● **To do**
Show all lines holding the string "Сосновский".

● **Data to process**
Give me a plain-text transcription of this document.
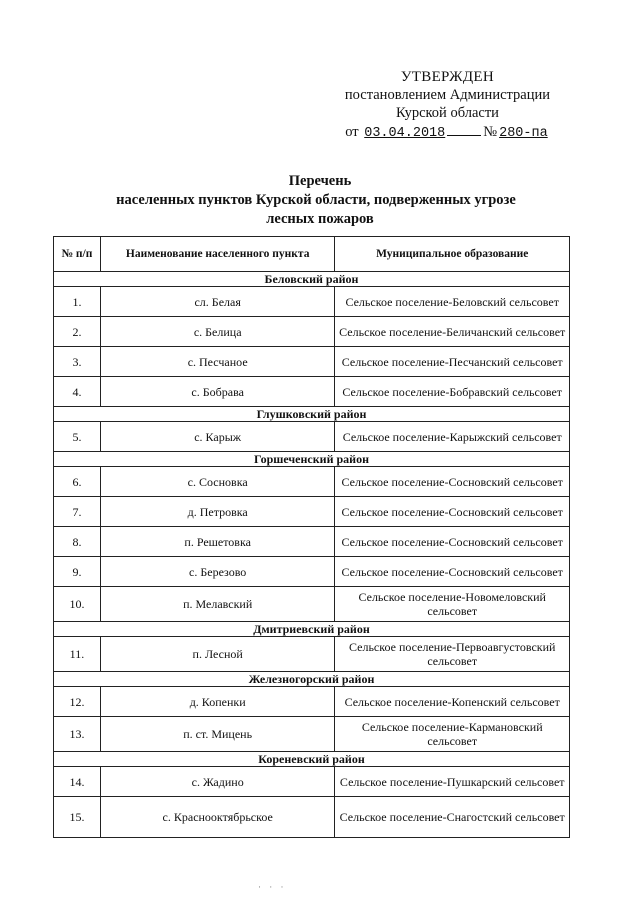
УТВЕРЖДЕН
постановлением Администрации
Курской области
от 03.04.2018	№ 280-па
Перечень
населенных пунктов Курской области, подверженных угрозе
лесных пожаров
№ п/п	Наименование населенного пункта	Муниципальное образование
Беловский район		
1.	сл. Белая	Сельское поселение-Беловский сельсовет
2.	с. Белица	Сельское поселение-Беличанский сельсовет
3.	с. Песчаное	Сельское поселение-Песчанский сельсовет
4.	с. Бобрава	Сельское поселение-Бобравский сельсовет
Глушковский район		
5.	с. Карыж	Сельское поселение-Карыжский сельсовет
Горшеченский район		
6.	с. Сосновка	Сельское поселение-Сосновский сельсовет
7.	д. Петровка	Сельское поселение-Сосновский сельсовет
8.	п. Решетовка	Сельское поселение-Сосновский сельсовет
9.	с. Березово	Сельское поселение-Сосновский сельсовет
10.	п. Мелавский	Сельское поселение-Новомеловский сельсовет
Дмитриевский район		
11.	п. Лесной	Сельское поселение-Первоавгустовский сельсовет
Железногорский район		
12.	д. Копенки	Сельское поселение-Копенский сельсовет
13.	п. ст. Мицень	Сельское поселение-Кармановский сельсовет
Кореневский район		
14.	с. Жадино	Сельское поселение-Пушкарский сельсовет
15.	с. Краснооктябрьское	Сельское поселение-Снагостский сельсовет
· · ·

● **Exercise response**
6.	с. Сосновка	Сельское поселение-Сосновский сельсовет
7.	д. Петровка	Сельское поселение-Сосновский сельсовет
8.	п. Решетовка	Сельское поселение-Сосновский сельсовет
9.	с. Березово	Сельское поселение-Сосновский сельсовет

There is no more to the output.